**Short problem:** How many lines of the data include the string "Effectifs"? State the number and nothing else.

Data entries

──────────

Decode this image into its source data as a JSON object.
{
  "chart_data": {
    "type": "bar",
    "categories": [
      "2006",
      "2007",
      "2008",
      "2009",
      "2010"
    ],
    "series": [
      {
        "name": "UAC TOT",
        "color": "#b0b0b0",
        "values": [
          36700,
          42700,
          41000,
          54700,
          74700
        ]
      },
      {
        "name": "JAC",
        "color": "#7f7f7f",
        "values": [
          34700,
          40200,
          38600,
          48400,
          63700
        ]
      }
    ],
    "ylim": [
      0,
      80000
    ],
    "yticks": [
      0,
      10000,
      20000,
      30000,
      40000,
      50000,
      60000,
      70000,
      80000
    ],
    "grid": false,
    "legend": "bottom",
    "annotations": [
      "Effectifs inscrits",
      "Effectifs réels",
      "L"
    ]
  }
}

──────────

**Written response:** 2